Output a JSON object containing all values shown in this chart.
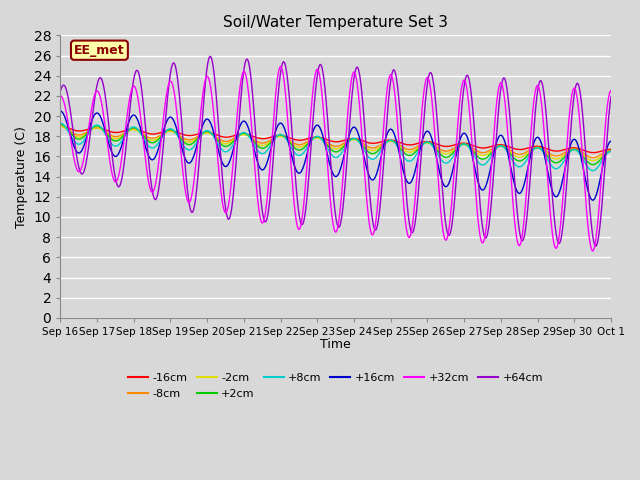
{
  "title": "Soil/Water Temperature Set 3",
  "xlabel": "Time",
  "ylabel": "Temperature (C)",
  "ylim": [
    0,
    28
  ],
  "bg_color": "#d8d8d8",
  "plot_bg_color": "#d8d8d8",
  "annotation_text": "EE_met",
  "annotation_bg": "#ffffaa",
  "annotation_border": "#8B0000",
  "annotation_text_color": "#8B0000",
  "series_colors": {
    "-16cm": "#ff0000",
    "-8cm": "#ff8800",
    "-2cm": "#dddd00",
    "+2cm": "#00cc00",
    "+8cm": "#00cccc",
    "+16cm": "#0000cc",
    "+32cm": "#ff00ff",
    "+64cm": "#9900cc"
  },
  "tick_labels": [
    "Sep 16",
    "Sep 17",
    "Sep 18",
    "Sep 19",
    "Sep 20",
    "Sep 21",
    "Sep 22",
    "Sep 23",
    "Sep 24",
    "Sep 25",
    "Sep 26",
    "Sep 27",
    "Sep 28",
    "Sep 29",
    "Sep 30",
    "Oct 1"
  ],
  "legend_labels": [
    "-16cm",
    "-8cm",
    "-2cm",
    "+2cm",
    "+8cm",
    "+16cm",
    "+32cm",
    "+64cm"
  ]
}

* * *

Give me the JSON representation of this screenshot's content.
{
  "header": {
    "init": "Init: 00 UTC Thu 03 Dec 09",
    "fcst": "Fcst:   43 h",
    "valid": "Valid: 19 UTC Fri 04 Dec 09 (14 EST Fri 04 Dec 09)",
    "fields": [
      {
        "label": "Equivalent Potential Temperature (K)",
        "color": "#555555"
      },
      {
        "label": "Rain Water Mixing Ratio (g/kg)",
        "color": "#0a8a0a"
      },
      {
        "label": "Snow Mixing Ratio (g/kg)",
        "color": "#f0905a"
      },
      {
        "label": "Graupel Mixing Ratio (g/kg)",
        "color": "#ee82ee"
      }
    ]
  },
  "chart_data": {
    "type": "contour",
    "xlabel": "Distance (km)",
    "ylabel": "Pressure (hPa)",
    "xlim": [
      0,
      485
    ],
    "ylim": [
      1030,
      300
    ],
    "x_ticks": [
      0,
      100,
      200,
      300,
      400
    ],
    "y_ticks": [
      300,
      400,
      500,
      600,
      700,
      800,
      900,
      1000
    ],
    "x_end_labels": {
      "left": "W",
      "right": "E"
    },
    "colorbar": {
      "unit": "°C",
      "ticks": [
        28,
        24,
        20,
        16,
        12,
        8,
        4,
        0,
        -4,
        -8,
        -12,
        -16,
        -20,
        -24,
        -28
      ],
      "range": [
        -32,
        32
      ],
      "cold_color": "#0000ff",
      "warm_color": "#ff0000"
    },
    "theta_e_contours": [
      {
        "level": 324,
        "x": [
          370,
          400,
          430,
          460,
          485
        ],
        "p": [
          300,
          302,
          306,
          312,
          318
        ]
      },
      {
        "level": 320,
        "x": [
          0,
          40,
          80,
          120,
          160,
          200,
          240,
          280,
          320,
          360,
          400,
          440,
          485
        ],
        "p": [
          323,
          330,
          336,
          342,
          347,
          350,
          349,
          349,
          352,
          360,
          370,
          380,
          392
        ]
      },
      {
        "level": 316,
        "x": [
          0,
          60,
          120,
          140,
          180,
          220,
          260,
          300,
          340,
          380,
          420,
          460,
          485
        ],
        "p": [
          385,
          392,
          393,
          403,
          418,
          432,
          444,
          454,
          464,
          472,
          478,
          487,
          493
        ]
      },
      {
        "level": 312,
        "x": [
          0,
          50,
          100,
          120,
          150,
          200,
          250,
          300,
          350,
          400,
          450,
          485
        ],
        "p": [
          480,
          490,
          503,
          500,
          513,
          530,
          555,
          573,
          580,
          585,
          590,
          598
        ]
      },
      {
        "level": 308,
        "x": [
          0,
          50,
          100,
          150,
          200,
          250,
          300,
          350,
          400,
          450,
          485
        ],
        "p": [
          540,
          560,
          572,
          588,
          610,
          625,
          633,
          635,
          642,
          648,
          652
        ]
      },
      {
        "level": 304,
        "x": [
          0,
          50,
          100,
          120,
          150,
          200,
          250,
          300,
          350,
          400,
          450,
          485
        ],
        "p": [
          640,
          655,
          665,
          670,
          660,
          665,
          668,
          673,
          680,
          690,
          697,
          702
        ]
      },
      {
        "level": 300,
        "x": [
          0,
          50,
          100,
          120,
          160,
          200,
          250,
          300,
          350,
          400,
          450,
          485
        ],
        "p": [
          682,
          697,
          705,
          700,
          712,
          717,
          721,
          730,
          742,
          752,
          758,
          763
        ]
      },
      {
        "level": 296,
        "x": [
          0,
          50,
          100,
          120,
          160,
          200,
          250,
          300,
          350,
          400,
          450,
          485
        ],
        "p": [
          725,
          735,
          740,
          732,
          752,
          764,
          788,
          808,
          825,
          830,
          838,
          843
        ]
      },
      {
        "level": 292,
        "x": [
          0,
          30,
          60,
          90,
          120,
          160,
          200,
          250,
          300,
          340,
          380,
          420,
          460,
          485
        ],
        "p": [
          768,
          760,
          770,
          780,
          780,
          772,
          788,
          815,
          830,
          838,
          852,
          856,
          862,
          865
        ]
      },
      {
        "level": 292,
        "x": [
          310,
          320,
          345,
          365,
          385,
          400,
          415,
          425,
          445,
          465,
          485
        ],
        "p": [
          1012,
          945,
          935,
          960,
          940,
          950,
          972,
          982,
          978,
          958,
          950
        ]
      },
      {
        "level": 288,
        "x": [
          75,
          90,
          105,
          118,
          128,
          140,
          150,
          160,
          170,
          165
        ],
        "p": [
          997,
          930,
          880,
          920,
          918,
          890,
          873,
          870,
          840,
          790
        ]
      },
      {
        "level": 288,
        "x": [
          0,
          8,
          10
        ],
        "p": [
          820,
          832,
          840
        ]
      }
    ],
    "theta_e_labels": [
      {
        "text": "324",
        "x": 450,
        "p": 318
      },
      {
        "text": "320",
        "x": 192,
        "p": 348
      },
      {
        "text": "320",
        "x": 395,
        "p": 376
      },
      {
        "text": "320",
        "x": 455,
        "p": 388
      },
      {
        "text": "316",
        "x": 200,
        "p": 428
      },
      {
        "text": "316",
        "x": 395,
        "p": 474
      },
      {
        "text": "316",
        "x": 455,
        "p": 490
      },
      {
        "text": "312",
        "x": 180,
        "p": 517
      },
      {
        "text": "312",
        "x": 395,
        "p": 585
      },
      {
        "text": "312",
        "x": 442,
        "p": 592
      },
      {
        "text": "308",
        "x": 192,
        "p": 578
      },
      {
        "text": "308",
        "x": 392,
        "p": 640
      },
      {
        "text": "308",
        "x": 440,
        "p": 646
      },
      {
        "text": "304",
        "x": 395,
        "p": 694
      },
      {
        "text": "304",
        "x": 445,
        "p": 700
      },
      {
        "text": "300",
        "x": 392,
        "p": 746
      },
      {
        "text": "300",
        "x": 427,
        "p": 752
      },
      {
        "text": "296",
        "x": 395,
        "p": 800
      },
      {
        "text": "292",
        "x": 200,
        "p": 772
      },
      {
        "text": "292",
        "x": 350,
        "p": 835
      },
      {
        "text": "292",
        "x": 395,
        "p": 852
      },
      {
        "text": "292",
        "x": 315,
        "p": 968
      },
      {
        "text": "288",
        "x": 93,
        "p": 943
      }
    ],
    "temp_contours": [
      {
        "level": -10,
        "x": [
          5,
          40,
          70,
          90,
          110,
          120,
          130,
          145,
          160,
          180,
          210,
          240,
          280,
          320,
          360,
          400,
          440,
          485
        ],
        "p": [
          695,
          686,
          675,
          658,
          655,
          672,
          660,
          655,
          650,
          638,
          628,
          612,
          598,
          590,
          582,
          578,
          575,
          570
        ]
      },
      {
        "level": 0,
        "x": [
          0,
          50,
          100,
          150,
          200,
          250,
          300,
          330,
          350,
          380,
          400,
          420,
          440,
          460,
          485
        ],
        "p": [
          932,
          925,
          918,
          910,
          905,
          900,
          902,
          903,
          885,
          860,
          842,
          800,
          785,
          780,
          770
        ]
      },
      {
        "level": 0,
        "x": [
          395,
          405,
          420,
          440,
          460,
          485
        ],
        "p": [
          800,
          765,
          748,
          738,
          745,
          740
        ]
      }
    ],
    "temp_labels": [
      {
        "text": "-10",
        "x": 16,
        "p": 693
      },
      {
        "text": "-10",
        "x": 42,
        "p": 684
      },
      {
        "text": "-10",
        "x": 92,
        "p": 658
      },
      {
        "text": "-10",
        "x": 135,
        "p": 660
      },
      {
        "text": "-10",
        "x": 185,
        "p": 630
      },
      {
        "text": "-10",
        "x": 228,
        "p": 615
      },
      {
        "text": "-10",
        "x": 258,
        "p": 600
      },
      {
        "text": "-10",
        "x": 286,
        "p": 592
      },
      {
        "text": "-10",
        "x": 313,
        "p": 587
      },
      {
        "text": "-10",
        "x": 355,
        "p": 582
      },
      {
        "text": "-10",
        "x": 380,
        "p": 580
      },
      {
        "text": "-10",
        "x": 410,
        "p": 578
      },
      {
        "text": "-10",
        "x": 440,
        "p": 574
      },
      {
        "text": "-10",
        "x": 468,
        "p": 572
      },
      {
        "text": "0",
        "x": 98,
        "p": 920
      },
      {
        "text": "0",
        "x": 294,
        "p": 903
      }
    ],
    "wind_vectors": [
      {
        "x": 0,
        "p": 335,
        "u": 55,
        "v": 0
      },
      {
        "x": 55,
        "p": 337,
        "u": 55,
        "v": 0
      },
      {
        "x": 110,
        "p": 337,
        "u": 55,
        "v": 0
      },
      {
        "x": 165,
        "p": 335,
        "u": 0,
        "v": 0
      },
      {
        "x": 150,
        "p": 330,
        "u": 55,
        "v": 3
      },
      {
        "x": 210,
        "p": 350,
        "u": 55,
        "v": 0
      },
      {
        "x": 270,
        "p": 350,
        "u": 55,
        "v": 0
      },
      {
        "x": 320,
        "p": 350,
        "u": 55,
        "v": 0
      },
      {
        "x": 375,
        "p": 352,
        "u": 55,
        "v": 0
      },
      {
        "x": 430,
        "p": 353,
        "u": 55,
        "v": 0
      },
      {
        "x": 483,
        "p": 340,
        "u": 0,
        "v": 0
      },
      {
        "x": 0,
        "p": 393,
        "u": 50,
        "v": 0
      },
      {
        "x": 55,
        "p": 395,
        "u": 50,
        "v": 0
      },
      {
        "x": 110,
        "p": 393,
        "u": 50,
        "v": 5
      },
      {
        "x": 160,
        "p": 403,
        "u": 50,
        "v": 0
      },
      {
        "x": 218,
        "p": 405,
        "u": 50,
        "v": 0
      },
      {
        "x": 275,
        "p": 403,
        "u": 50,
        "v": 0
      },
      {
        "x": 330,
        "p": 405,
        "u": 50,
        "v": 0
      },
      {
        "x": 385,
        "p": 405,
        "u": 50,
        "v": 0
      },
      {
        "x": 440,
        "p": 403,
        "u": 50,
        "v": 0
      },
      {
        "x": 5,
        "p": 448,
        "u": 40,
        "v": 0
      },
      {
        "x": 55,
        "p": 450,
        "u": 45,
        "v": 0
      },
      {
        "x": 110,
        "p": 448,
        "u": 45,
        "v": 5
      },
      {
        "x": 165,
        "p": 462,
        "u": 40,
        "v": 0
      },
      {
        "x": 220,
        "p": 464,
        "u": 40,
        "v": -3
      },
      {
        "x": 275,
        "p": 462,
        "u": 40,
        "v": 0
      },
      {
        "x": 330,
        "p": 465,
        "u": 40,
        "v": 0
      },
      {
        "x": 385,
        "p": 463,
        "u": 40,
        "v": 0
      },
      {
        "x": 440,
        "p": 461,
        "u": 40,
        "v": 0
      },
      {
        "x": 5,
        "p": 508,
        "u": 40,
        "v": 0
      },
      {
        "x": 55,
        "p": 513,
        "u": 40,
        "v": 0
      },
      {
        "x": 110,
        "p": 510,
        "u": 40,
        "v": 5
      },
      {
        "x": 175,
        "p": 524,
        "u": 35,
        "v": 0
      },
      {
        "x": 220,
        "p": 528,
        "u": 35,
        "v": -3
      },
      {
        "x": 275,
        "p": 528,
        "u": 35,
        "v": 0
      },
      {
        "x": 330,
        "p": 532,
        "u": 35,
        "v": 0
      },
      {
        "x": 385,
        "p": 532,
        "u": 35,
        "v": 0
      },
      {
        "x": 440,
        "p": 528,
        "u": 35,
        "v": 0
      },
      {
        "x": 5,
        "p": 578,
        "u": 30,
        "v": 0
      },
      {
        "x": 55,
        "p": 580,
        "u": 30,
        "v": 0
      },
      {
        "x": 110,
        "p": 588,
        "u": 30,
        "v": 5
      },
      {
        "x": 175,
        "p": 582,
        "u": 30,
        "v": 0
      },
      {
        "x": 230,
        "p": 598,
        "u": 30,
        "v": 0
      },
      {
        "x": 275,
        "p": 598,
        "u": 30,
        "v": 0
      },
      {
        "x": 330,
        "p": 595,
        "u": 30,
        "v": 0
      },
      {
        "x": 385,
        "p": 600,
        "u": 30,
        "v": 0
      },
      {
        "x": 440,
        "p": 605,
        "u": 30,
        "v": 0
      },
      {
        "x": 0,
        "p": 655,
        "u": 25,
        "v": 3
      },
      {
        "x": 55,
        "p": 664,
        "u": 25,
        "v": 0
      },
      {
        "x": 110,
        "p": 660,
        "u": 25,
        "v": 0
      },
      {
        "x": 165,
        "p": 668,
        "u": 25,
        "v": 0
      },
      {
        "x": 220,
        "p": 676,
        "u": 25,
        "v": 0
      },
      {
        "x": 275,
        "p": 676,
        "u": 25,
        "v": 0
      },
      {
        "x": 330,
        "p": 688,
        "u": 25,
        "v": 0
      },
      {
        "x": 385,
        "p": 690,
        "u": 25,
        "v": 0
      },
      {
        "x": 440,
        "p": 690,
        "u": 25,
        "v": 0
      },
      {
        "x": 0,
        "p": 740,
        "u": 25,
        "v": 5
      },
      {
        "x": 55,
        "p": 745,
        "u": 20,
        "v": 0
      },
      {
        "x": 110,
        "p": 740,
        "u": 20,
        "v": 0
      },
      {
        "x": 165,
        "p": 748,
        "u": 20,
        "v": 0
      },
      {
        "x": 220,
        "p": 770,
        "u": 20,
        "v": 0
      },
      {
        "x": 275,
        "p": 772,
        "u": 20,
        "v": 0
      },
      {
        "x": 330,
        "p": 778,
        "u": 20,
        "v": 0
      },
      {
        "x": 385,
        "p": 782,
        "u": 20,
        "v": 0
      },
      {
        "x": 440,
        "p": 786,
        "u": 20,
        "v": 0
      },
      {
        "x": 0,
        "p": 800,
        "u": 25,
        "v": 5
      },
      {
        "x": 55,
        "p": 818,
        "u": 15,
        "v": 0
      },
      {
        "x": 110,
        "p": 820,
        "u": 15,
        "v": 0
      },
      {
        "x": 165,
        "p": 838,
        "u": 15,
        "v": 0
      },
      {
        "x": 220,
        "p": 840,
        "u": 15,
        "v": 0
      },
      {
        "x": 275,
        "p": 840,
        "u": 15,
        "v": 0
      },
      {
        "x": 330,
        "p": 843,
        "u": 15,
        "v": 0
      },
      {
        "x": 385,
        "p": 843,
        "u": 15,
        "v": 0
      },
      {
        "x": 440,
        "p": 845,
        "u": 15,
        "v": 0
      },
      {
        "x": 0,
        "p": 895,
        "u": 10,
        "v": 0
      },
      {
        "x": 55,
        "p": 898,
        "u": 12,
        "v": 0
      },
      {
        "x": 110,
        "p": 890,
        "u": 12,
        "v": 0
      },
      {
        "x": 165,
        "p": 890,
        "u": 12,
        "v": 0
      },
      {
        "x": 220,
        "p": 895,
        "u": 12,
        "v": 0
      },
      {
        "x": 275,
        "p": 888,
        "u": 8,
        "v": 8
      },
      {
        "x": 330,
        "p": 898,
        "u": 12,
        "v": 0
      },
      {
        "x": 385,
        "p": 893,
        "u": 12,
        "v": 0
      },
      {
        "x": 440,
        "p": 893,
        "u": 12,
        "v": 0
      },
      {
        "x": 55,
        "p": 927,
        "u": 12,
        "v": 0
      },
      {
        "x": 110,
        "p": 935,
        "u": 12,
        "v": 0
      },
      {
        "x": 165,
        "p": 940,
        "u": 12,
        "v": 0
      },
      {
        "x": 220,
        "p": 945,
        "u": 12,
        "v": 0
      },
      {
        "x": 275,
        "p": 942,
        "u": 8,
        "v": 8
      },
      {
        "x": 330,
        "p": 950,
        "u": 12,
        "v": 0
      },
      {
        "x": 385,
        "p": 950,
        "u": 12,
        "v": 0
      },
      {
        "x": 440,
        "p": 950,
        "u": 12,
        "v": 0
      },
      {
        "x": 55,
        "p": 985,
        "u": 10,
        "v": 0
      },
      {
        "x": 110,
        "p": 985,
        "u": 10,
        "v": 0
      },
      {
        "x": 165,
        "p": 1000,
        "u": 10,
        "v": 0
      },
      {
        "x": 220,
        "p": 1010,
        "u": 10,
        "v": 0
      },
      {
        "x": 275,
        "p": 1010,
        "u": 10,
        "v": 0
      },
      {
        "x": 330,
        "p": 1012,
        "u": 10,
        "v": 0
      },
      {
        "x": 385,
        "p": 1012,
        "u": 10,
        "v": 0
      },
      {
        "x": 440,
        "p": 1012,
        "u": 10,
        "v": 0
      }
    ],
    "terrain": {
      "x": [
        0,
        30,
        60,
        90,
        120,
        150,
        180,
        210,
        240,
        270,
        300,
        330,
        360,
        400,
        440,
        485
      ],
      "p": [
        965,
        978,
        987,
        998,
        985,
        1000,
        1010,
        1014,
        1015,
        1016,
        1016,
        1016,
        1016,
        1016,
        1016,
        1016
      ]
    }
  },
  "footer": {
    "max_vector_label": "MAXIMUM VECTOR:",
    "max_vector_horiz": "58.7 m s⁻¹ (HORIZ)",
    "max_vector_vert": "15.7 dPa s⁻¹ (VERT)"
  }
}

### Work to be completed
Check each line above for the string "JSON" and show the ones that have it.

### Written solution
Output a JSON object containing all values shown in this chart.
Give me the JSON representation of this screenshot's content.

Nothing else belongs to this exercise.